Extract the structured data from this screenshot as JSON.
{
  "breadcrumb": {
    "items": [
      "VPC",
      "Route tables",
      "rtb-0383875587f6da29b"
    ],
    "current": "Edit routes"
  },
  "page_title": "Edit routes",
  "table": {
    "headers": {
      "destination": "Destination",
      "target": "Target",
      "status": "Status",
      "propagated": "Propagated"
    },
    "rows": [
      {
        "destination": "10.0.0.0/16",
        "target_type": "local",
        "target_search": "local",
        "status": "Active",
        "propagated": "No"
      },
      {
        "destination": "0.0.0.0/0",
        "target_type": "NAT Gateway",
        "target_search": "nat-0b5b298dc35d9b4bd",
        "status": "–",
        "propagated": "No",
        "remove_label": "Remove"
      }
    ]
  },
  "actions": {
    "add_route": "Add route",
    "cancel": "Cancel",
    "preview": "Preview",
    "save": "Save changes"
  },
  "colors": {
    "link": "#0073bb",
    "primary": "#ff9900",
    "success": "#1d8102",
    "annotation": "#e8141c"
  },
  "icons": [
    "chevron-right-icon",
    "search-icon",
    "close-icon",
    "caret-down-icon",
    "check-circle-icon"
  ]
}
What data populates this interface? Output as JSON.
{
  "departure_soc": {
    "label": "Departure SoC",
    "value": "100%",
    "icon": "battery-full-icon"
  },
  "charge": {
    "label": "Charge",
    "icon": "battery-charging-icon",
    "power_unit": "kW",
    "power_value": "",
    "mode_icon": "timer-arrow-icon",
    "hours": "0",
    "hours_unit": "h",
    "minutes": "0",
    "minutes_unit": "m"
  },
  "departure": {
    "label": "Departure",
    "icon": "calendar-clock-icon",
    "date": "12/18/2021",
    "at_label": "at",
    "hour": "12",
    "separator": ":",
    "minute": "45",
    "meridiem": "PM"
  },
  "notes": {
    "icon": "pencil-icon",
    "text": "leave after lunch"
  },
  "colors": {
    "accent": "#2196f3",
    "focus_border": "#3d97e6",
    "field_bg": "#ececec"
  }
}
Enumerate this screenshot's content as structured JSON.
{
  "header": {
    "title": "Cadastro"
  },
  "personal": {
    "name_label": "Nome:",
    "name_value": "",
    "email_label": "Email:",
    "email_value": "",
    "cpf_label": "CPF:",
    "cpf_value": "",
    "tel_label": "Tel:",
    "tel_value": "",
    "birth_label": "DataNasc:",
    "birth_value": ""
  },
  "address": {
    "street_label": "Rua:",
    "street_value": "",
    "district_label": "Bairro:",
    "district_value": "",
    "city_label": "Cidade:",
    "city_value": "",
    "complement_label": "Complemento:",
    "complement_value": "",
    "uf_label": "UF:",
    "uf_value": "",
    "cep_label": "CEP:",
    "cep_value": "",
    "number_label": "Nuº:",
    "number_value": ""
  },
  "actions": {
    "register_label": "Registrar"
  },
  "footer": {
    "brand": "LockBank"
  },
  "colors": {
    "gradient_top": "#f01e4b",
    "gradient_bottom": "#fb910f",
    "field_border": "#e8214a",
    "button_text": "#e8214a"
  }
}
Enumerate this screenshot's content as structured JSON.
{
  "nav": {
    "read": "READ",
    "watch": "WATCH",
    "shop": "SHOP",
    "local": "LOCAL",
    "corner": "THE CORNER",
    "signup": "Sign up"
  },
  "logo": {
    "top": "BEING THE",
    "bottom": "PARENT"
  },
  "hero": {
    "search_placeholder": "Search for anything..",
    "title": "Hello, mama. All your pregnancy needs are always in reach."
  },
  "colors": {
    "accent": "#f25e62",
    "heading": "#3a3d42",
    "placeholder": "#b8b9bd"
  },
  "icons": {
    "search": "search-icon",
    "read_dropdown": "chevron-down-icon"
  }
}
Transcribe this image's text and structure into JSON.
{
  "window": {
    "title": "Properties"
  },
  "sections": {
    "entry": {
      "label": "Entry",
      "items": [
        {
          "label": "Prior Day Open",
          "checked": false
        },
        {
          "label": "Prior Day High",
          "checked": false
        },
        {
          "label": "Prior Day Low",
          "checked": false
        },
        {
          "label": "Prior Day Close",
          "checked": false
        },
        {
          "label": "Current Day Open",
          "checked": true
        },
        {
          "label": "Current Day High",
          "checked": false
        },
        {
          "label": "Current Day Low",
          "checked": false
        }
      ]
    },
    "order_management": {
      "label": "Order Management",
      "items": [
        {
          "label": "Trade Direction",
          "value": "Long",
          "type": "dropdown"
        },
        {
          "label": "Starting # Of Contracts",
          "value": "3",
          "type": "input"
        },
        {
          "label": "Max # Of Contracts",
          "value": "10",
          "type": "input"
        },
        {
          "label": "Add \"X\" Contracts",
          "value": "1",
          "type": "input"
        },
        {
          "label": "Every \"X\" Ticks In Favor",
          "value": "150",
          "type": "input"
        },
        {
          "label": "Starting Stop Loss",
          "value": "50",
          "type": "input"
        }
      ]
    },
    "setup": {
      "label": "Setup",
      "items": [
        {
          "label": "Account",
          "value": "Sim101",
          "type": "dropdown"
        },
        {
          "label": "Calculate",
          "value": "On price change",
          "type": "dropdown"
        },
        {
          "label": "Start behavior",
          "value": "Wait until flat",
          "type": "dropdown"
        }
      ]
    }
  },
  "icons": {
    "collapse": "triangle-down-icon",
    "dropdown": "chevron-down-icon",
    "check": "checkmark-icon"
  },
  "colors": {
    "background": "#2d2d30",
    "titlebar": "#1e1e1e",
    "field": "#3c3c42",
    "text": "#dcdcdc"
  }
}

WORK INSTRUCTIONS: Each line in the material above must be retyped without alteration.

RESULT FOR THIS EXERCISE:
Extract the structured data from this screenshot as JSON.
{
  "breadcrumb": {
    "items": [
      "VPC",
      "Route tables",
      "rtb-0383875587f6da29b"
    ],
    "current": "Edit routes"
  },
  "page_title": "Edit routes",
  "table": {
    "headers": {
      "destination": "Destination",
      "target": "Target",
      "status": "Status",
      "propagated": "Propagated"
    },
    "rows": [
      {
        "destination": "10.0.0.0/16",
        "target_type": "local",
        "target_search": "local",
        "status": "Active",
        "propagated": "No"
      },
      {
        "destination": "0.0.0.0/0",
        "target_type": "NAT Gateway",
        "target_search": "nat-0b5b298dc35d9b4bd",
        "status": "–",
        "propagated": "No",
        "remove_label": "Remove"
      }
    ]
  },
  "actions": {
    "add_route": "Add route",
    "cancel": "Cancel",
    "preview": "Preview",
    "save": "Save changes"
  },
  "colors": {
    "link": "#0073bb",
    "primary": "#ff9900",
    "success": "#1d8102",
    "annotation": "#e8141c"
  },
  "icons": [
    "chevron-right-icon",
    "search-icon",
    "close-icon",
    "caret-down-icon",
    "check-circle-icon"
  ]
}
What data populates this interface? Output as JSON.
{
  "departure_soc": {
    "label": "Departure SoC",
    "value": "100%",
    "icon": "battery-full-icon"
  },
  "charge": {
    "label": "Charge",
    "icon": "battery-charging-icon",
    "power_unit": "kW",
    "power_value": "",
    "mode_icon": "timer-arrow-icon",
    "hours": "0",
    "hours_unit": "h",
    "minutes": "0",
    "minutes_unit": "m"
  },
  "departure": {
    "label": "Departure",
    "icon": "calendar-clock-icon",
    "date": "12/18/2021",
    "at_label": "at",
    "hour": "12",
    "separator": ":",
    "minute": "45",
    "meridiem": "PM"
  },
  "notes": {
    "icon": "pencil-icon",
    "text": "leave after lunch"
  },
  "colors": {
    "accent": "#2196f3",
    "focus_border": "#3d97e6",
    "field_bg": "#ececec"
  }
}
Enumerate this screenshot's content as structured JSON.
{
  "header": {
    "title": "Cadastro"
  },
  "personal": {
    "name_label": "Nome:",
    "name_value": "",
    "email_label": "Email:",
    "email_value": "",
    "cpf_label": "CPF:",
    "cpf_value": "",
    "tel_label": "Tel:",
    "tel_value": "",
    "birth_label": "DataNasc:",
    "birth_value": ""
  },
  "address": {
    "street_label": "Rua:",
    "street_value": "",
    "district_label": "Bairro:",
    "district_value": "",
    "city_label": "Cidade:",
    "city_value": "",
    "complement_label": "Complemento:",
    "complement_value": "",
    "uf_label": "UF:",
    "uf_value": "",
    "cep_label": "CEP:",
    "cep_value": "",
    "number_label": "Nuº:",
    "number_value": ""
  },
  "actions": {
    "register_label": "Registrar"
  },
  "footer": {
    "brand": "LockBank"
  },
  "colors": {
    "gradient_top": "#f01e4b",
    "gradient_bottom": "#fb910f",
    "field_border": "#e8214a",
    "button_text": "#e8214a"
  }
}
Enumerate this screenshot's content as structured JSON.
{
  "nav": {
    "read": "READ",
    "watch": "WATCH",
    "shop": "SHOP",
    "local": "LOCAL",
    "corner": "THE CORNER",
    "signup": "Sign up"
  },
  "logo": {
    "top": "BEING THE",
    "bottom": "PARENT"
  },
  "hero": {
    "search_placeholder": "Search for anything..",
    "title": "Hello, mama. All your pregnancy needs are always in reach."
  },
  "colors": {
    "accent": "#f25e62",
    "heading": "#3a3d42",
    "placeholder": "#b8b9bd"
  },
  "icons": {
    "search": "search-icon",
    "read_dropdown": "chevron-down-icon"
  }
}
Transcribe this image's text and structure into JSON.
{
  "window": {
    "title": "Properties"
  },
  "sections": {
    "entry": {
      "label": "Entry",
      "items": [
        {
          "label": "Prior Day Open",
          "checked": false
        },
        {
          "label": "Prior Day High",
          "checked": false
        },
        {
          "label": "Prior Day Low",
          "checked": false
        },
        {
          "label": "Prior Day Close",
          "checked": false
        },
        {
          "label": "Current Day Open",
          "checked": true
        },
        {
          "label": "Current Day High",
          "checked": false
        },
        {
          "label": "Current Day Low",
          "checked": false
        }
      ]
    },
    "order_management": {
      "label": "Order Management",
      "items": [
        {
          "label": "Trade Direction",
          "value": "Long",
          "type": "dropdown"
        },
        {
          "label": "Starting # Of Contracts",
          "value": "3",
          "type": "input"
        },
        {
          "label": "Max # Of Contracts",
          "value": "10",
          "type": "input"
        },
        {
          "label": "Add \"X\" Contracts",
          "value": "1",
          "type": "input"
        },
        {
          "label": "Every \"X\" Ticks In Favor",
          "value": "150",
          "type": "input"
        },
        {
          "label": "Starting Stop Loss",
          "value": "50",
          "type": "input"
        }
      ]
    },
    "setup": {
      "label": "Setup",
      "items": [
        {
          "label": "Account",
          "value": "Sim101",
          "type": "dropdown"
        },
        {
          "label": "Calculate",
          "value": "On price change",
          "type": "dropdown"
        },
        {
          "label": "Start behavior",
          "value": "Wait until flat",
          "type": "dropdown"
        }
      ]
    }
  },
  "icons": {
    "collapse": "triangle-down-icon",
    "dropdown": "chevron-down-icon",
    "check": "checkmark-icon"
  },
  "colors": {
    "background": "#2d2d30",
    "titlebar": "#1e1e1e",
    "field": "#3c3c42",
    "text": "#dcdcdc"
  }
}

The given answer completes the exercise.